Set exercise:
From the listing, collect all lines containing the word "cell".

[Figure collection entries]
## Start

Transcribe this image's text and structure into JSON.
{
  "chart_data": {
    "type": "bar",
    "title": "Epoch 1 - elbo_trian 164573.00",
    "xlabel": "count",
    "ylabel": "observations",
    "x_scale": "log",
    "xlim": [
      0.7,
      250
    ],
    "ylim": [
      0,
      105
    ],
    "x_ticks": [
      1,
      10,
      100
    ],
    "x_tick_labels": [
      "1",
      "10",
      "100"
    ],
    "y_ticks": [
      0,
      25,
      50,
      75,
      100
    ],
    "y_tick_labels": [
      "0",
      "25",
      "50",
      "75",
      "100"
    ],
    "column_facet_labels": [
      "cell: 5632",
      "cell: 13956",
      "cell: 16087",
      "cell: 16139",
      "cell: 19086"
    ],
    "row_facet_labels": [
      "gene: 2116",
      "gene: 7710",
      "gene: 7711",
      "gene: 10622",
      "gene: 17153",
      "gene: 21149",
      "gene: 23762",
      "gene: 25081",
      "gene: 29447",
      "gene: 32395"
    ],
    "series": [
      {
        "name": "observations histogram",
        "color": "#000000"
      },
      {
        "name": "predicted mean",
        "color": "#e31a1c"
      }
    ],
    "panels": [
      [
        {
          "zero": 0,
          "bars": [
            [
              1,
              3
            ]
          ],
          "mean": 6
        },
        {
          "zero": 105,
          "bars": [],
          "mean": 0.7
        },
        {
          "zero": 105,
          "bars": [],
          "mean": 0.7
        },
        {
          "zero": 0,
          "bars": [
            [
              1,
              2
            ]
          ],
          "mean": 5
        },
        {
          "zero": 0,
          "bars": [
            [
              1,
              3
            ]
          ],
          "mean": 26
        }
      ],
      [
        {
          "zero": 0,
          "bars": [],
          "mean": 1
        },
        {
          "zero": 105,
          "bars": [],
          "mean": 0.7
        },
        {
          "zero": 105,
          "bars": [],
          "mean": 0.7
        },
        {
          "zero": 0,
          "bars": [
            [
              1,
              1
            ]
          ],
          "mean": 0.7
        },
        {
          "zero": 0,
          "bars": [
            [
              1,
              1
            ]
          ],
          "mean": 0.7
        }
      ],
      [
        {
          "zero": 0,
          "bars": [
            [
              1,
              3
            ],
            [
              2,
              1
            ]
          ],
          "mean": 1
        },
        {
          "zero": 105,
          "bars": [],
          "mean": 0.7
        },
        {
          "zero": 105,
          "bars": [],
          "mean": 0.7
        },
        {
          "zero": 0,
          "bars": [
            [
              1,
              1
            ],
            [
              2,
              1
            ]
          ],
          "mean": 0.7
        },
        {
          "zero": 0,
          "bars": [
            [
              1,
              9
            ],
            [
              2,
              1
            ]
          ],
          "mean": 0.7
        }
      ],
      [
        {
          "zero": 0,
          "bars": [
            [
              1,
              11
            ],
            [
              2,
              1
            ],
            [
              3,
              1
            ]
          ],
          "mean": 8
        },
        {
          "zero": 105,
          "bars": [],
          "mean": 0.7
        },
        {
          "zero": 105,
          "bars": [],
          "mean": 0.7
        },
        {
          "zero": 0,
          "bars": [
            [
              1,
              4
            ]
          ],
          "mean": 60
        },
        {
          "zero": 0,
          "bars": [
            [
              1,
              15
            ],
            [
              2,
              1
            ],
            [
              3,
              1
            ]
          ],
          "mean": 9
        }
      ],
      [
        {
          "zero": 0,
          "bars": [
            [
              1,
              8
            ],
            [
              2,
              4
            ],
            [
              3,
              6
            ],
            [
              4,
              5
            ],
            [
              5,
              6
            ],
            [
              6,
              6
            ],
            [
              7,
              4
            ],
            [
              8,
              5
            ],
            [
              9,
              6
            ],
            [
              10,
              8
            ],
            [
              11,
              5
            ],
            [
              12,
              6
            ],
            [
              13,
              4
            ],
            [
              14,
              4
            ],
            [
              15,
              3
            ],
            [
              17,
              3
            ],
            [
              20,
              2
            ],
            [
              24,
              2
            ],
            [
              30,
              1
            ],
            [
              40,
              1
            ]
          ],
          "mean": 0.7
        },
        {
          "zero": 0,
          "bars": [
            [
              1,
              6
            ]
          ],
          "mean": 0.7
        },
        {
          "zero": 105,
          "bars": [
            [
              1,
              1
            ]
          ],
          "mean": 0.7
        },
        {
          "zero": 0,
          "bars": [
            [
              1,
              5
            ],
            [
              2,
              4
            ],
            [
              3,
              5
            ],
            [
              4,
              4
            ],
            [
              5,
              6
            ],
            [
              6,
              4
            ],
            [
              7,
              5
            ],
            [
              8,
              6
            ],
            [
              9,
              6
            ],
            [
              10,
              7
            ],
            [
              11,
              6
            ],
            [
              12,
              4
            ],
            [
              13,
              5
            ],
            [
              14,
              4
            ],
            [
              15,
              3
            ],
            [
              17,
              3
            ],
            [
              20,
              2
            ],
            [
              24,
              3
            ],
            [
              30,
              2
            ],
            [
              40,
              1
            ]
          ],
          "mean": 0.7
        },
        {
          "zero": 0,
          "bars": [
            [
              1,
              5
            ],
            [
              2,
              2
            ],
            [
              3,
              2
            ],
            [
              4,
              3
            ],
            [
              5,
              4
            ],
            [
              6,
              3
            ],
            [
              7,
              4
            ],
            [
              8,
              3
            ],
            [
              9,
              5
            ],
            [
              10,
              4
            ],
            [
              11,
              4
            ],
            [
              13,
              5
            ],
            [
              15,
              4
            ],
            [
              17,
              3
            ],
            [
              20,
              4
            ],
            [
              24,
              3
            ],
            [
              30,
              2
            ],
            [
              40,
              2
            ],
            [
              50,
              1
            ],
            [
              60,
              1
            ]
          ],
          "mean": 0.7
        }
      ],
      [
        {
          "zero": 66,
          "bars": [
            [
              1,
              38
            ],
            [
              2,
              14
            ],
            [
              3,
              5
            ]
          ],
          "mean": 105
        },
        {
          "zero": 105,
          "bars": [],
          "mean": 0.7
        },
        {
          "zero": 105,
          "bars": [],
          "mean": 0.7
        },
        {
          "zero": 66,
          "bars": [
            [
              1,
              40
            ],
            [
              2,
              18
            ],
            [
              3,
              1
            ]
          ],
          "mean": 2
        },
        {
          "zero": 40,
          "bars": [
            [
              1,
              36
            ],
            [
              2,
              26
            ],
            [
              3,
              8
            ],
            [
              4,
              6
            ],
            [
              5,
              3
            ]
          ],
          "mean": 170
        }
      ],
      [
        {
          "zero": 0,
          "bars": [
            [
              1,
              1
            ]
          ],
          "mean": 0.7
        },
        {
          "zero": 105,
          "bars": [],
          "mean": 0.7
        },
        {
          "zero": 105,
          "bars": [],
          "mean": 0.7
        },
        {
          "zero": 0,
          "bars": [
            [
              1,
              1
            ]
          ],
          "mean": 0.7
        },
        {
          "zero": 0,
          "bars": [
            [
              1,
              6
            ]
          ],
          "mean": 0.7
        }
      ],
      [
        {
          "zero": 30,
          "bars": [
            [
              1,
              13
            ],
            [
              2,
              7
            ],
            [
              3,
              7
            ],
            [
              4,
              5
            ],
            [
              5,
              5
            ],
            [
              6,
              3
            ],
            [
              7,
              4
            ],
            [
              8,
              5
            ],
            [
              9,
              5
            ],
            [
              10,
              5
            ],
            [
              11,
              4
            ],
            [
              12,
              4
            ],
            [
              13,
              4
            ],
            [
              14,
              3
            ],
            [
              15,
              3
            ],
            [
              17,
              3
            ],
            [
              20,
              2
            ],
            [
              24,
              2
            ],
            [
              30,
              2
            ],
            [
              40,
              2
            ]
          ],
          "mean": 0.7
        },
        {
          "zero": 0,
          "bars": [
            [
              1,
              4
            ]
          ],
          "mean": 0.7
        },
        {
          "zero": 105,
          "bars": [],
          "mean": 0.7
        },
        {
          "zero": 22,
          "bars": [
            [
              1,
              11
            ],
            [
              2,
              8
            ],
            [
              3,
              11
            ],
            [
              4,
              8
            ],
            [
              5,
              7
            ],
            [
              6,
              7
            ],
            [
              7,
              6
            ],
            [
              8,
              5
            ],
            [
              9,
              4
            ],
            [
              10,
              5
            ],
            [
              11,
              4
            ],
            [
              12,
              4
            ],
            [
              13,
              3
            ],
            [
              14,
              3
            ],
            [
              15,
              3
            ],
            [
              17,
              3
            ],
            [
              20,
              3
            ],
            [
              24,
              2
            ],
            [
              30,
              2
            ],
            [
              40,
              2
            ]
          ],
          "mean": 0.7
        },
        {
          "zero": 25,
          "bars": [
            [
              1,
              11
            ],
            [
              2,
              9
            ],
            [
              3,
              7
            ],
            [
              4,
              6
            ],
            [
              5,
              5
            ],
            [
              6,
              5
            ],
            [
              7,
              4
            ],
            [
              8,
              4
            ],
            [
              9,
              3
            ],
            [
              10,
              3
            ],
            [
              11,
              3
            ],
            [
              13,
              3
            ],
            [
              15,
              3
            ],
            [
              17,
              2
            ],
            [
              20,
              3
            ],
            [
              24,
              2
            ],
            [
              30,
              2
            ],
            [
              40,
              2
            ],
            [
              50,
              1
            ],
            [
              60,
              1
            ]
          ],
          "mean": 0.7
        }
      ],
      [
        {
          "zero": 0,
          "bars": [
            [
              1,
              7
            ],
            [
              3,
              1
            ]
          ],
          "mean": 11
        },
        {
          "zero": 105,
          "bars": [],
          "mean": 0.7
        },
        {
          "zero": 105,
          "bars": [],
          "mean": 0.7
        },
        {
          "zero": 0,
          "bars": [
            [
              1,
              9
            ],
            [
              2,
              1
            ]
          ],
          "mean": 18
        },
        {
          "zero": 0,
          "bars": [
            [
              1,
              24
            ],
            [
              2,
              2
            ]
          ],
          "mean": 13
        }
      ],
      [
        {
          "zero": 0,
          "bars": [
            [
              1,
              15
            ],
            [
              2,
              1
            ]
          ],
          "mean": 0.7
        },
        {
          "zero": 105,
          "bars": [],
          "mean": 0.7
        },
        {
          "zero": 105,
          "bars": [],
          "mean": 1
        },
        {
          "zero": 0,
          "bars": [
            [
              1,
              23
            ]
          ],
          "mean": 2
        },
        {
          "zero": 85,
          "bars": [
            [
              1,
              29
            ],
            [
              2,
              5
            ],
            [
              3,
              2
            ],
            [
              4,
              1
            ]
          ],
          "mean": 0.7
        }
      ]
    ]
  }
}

## End

Answer to this exercise:
      "cell: 5632",
      "cell: 13956",
      "cell: 16087",
      "cell: 16139",
      "cell: 19086"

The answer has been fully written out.